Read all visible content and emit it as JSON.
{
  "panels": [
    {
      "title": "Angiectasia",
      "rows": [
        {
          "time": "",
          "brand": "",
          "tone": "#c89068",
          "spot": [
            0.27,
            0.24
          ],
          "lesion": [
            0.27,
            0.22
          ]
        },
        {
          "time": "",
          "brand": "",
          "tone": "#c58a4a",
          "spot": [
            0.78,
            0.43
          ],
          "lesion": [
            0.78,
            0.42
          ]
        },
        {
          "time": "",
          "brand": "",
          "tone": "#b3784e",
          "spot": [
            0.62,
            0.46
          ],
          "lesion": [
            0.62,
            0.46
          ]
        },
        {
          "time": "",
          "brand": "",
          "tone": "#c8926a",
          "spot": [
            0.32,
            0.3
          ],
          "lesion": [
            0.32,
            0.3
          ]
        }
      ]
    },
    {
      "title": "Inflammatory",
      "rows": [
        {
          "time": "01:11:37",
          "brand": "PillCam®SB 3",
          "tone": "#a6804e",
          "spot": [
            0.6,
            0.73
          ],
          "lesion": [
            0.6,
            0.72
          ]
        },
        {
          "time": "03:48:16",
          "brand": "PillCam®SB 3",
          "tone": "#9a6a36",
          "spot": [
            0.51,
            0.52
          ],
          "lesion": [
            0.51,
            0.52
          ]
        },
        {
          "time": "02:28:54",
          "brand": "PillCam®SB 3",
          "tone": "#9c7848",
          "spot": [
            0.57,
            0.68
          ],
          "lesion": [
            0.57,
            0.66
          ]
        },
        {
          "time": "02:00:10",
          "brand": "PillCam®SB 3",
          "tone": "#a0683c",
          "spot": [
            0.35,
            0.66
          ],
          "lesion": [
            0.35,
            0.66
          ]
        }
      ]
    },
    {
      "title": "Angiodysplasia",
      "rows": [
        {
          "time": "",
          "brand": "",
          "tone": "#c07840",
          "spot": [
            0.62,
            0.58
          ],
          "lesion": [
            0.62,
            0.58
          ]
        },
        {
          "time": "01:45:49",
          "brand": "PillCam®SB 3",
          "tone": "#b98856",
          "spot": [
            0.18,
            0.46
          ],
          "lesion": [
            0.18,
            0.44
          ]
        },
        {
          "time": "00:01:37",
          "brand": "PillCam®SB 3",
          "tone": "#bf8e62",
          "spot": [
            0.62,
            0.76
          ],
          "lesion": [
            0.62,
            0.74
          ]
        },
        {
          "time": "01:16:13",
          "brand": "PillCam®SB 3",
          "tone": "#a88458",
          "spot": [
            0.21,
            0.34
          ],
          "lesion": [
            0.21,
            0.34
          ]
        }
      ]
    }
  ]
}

* * *

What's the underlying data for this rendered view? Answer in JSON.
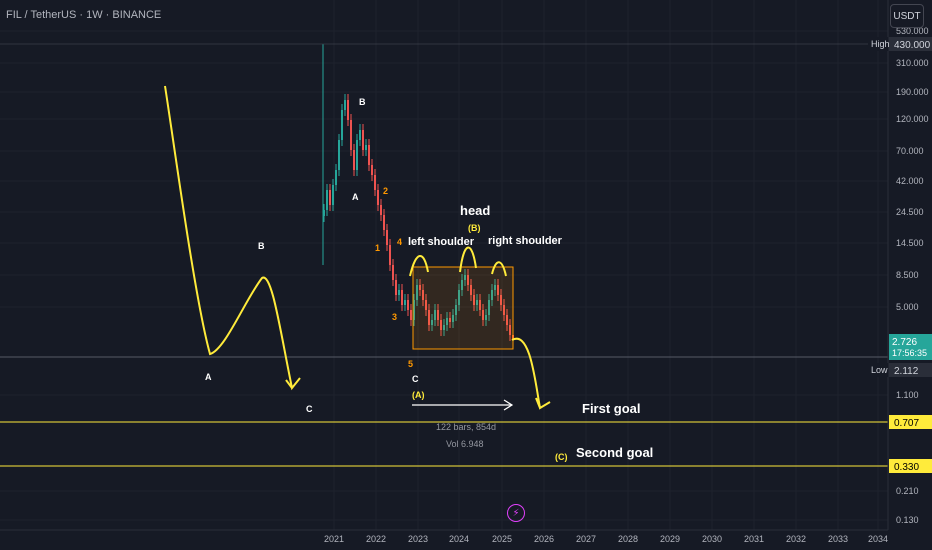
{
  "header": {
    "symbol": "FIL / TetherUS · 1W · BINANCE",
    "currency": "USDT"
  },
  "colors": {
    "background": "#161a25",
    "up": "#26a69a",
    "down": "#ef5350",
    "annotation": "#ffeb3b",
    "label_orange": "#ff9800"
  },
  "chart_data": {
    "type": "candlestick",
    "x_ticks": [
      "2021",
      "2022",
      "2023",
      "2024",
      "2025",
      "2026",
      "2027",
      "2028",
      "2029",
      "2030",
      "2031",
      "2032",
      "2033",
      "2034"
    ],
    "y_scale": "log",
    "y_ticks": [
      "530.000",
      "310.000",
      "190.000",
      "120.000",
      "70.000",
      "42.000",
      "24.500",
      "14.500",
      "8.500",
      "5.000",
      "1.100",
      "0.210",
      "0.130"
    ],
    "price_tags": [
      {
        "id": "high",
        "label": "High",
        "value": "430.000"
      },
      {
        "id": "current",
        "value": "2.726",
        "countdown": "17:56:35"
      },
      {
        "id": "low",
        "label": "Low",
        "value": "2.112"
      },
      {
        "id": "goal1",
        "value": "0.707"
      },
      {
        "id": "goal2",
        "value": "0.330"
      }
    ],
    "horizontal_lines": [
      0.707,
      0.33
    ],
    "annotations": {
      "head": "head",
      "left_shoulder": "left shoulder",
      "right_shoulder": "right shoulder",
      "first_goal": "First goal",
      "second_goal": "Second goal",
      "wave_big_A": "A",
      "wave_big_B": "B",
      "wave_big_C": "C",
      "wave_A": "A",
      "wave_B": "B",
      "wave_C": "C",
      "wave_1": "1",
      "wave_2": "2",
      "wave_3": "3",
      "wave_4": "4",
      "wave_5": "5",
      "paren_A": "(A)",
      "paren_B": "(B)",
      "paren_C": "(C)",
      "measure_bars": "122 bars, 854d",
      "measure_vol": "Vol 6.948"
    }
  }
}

...

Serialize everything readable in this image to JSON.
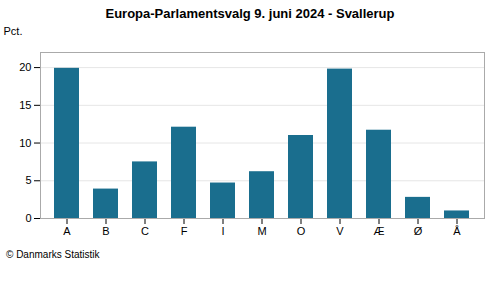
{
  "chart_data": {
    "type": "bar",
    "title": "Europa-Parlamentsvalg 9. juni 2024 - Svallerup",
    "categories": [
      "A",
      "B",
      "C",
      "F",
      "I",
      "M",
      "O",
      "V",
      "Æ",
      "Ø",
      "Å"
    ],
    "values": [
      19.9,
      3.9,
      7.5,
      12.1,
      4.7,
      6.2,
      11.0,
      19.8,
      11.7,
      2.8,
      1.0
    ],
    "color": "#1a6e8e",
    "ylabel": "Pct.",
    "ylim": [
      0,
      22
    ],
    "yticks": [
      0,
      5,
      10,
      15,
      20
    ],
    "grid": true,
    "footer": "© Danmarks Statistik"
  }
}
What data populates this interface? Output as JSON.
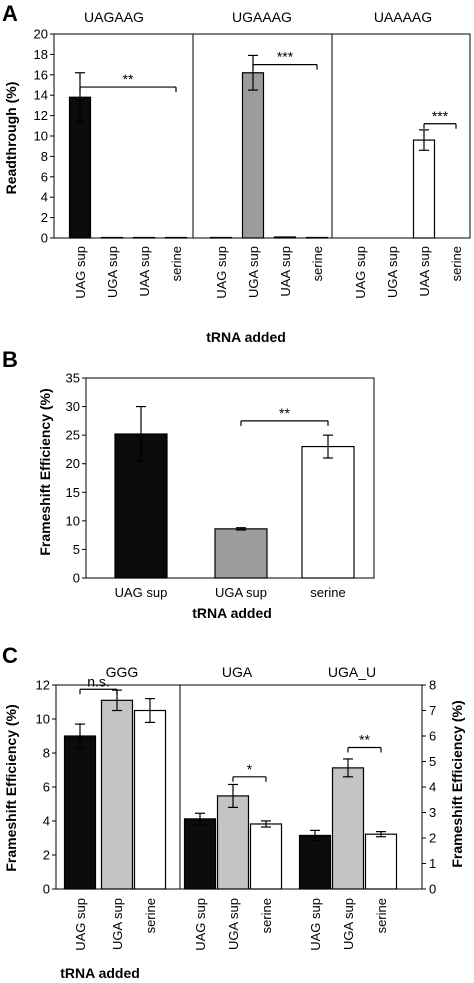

## SHORT TASK
Include both the line containing "Serialize everything readable" and the line containing "What data populates" when you write out everything between them, exactly. Leave the pictures out.

## OUTPUT FOR THIS TASK
Serialize everything readable in this image to JSON.
{
  "chart_data": {
    "type": "bar",
    "title": "Europa-Parlamentsvalg 9. juni 2024 - Svallerup",
    "categories": [
      "A",
      "B",
      "C",
      "F",
      "I",
      "M",
      "O",
      "V",
      "Æ",
      "Ø",
      "Å"
    ],
    "values": [
      19.9,
      3.9,
      7.5,
      12.1,
      4.7,
      6.2,
      11.0,
      19.8,
      11.7,
      2.8,
      1.0
    ],
    "color": "#1a6e8e",
    "ylabel": "Pct.",
    "ylim": [
      0,
      22
    ],
    "yticks": [
      0,
      5,
      10,
      15,
      20
    ],
    "grid": true,
    "footer": "© Danmarks Statistik"
  }
}
What data populates this interface? Output as JSON.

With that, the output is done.